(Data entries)
==================================================

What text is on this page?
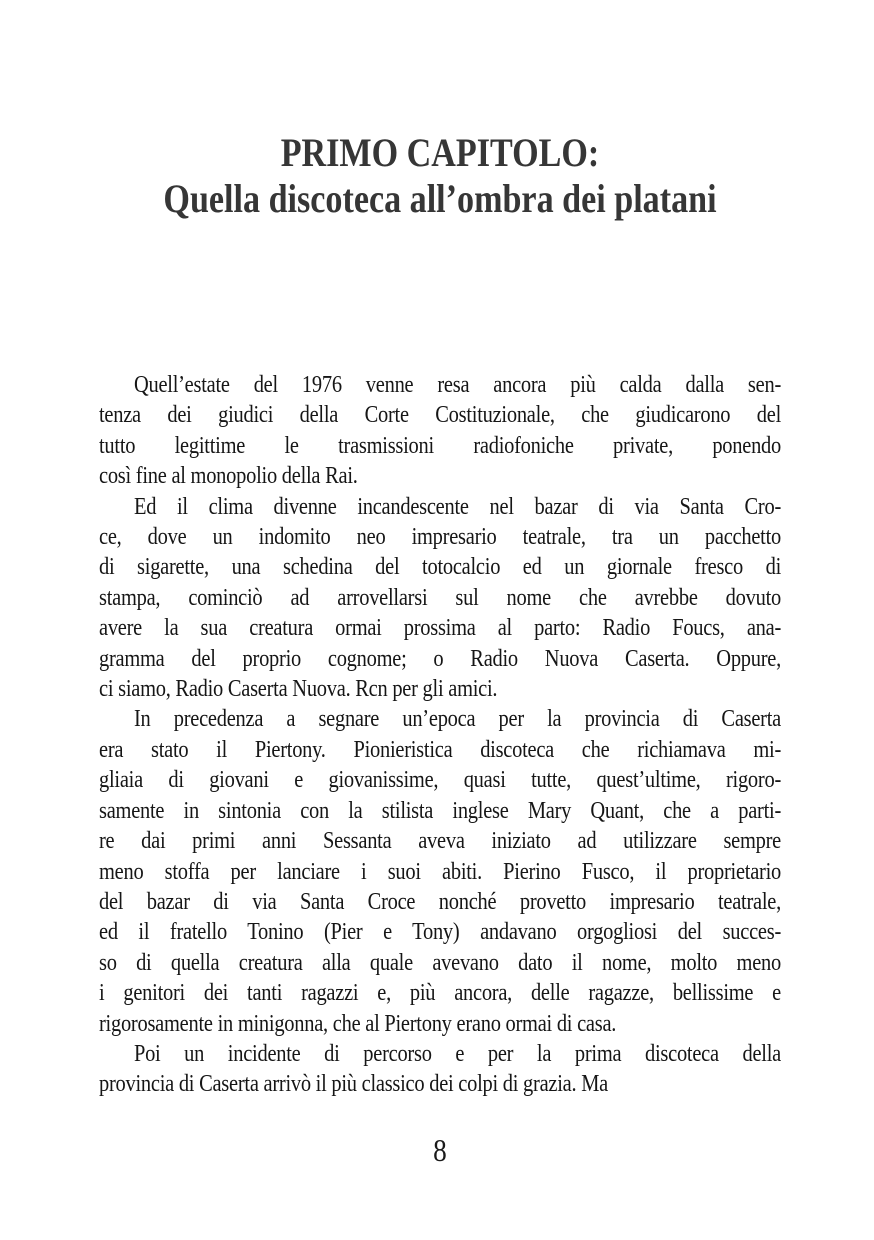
PRIMO CAPITOLO:
Quella discoteca all’ombra dei platani
Quell’estate del 1976 venne resa ancora più calda dalla sen-
tenza dei giudici della Corte Costituzionale, che giudicarono del
tutto legittime le trasmissioni radiofoniche private, ponendo
così fine al monopolio della Rai.
Ed il clima divenne incandescente nel bazar di via Santa Cro-
ce, dove un indomito neo impresario teatrale, tra un pacchetto
di sigarette, una schedina del totocalcio ed un giornale fresco di
stampa, cominciò ad arrovellarsi sul nome che avrebbe dovuto
avere la sua creatura ormai prossima al parto: Radio Foucs, ana-
gramma del proprio cognome; o Radio Nuova Caserta. Oppure,
ci siamo, Radio Caserta Nuova. Rcn per gli amici.
In precedenza a segnare un’epoca per la provincia di Caserta
era stato il Piertony. Pionieristica discoteca che richiamava mi-
gliaia di giovani e giovanissime, quasi tutte, quest’ultime, rigoro-
samente in sintonia con la stilista inglese Mary Quant, che a parti-
re dai primi anni Sessanta aveva iniziato ad utilizzare sempre
meno stoffa per lanciare i suoi abiti. Pierino Fusco, il proprietario
del bazar di via Santa Croce nonché provetto impresario teatrale,
ed il fratello Tonino (Pier e Tony) andavano orgogliosi del succes-
so di quella creatura alla quale avevano dato il nome, molto meno
i genitori dei tanti ragazzi e, più ancora, delle ragazze, bellissime e
rigorosamente in minigonna, che al Piertony erano ormai di casa.
Poi un incidente di percorso e per la prima discoteca della
provincia di Caserta arrivò il più classico dei colpi di grazia. Ma
8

==================================================

Stated problem:
Leave out the pictures and copy the rest of the material above exactly.

Output below:
What text is on this page?
PRIMO CAPITOLO:
Quella discoteca all’ombra dei platani
Quell’estate del 1976 venne resa ancora più calda dalla sen-
tenza dei giudici della Corte Costituzionale, che giudicarono del
tutto legittime le trasmissioni radiofoniche private, ponendo
così fine al monopolio della Rai.
Ed il clima divenne incandescente nel bazar di via Santa Cro-
ce, dove un indomito neo impresario teatrale, tra un pacchetto
di sigarette, una schedina del totocalcio ed un giornale fresco di
stampa, cominciò ad arrovellarsi sul nome che avrebbe dovuto
avere la sua creatura ormai prossima al parto: Radio Foucs, ana-
gramma del proprio cognome; o Radio Nuova Caserta. Oppure,
ci siamo, Radio Caserta Nuova. Rcn per gli amici.
In precedenza a segnare un’epoca per la provincia di Caserta
era stato il Piertony. Pionieristica discoteca che richiamava mi-
gliaia di giovani e giovanissime, quasi tutte, quest’ultime, rigoro-
samente in sintonia con la stilista inglese Mary Quant, che a parti-
re dai primi anni Sessanta aveva iniziato ad utilizzare sempre
meno stoffa per lanciare i suoi abiti. Pierino Fusco, il proprietario
del bazar di via Santa Croce nonché provetto impresario teatrale,
ed il fratello Tonino (Pier e Tony) andavano orgogliosi del succes-
so di quella creatura alla quale avevano dato il nome, molto meno
i genitori dei tanti ragazzi e, più ancora, delle ragazze, bellissime e
rigorosamente in minigonna, che al Piertony erano ormai di casa.
Poi un incidente di percorso e per la prima discoteca della
provincia di Caserta arrivò il più classico dei colpi di grazia. Ma
8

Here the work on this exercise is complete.